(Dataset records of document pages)
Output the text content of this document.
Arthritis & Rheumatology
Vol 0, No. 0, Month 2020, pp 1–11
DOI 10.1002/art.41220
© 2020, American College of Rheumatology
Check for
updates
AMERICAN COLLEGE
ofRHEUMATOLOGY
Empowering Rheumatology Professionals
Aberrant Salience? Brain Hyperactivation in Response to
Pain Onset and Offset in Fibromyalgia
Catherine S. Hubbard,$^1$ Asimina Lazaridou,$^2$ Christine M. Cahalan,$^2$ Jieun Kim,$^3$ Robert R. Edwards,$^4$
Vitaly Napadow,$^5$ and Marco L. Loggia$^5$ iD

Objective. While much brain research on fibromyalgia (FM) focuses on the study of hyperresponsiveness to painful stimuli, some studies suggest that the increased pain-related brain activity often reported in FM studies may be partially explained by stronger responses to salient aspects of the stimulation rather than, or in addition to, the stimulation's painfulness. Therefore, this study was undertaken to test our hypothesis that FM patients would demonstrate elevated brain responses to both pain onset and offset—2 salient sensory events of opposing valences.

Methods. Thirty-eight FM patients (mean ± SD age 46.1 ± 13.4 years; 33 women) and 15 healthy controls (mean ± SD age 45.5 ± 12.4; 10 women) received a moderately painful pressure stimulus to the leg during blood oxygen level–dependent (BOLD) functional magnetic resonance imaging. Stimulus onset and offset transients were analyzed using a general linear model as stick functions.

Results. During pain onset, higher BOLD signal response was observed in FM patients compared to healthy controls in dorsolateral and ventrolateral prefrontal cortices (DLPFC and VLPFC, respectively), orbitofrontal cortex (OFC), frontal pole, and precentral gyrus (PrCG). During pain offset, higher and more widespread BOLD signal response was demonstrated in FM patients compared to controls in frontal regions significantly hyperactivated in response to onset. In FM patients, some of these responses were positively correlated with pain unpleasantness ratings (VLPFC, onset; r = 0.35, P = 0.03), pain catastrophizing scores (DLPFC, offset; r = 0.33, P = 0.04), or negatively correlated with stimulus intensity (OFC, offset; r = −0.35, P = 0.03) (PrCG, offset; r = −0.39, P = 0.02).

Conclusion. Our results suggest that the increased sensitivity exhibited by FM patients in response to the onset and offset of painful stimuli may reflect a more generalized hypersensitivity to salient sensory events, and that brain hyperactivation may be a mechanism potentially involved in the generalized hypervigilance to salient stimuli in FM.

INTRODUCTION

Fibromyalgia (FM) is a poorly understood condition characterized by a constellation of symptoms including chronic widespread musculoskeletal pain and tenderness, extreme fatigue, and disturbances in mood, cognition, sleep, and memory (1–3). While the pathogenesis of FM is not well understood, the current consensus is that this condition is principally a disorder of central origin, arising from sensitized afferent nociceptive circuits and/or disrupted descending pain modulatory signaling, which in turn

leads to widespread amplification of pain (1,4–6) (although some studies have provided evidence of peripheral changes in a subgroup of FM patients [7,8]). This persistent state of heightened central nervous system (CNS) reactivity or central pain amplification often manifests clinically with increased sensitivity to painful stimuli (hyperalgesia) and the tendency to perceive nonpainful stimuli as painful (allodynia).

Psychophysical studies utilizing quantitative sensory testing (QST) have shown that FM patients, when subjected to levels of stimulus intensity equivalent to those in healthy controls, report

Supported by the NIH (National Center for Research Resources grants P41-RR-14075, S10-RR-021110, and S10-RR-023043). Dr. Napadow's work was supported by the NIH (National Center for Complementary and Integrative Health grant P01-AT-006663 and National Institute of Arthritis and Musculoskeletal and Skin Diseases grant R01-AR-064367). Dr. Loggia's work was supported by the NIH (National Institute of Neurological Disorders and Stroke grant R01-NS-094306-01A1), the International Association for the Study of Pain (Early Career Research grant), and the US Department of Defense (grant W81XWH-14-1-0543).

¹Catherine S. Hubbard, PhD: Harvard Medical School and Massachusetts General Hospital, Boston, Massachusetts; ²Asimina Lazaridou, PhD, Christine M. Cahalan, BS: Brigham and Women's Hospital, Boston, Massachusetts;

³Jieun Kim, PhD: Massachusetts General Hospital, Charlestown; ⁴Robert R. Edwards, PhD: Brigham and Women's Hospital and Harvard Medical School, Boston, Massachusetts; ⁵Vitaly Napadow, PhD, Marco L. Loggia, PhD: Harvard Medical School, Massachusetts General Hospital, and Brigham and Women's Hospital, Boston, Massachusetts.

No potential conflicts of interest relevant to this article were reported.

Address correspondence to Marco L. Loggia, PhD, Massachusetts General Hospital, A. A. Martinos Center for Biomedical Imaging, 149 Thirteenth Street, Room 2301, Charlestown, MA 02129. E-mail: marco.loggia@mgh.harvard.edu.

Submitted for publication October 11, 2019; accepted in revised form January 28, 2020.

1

--- AIM OF THE EXERCISE ---
For this exercise, gather every line of the data that contains the word "suggest".

--- ANSWER BOX ---
Objective. While much brain research on fibromyalgia (FM) focuses on the study of hyperresponsiveness to painful stimuli, some studies suggest that the increased pain-related brain activity often reported in FM studies may be partially explained by stronger responses to salient aspects of the stimulation rather than, or in addition to, the stimulation's painfulness. Therefore, this study was undertaken to test our hypothesis that FM patients would demonstrate elevated brain responses to both pain onset and offset—2 salient sensory events of opposing valences.
Conclusion. Our results suggest that the increased sensitivity exhibited by FM patients in response to the onset and offset of painful stimuli may reflect a more generalized hypersensitivity to salient sensory events, and that brain hyperactivation may be a mechanism potentially involved in the generalized hypervigilance to salient stimuli in FM.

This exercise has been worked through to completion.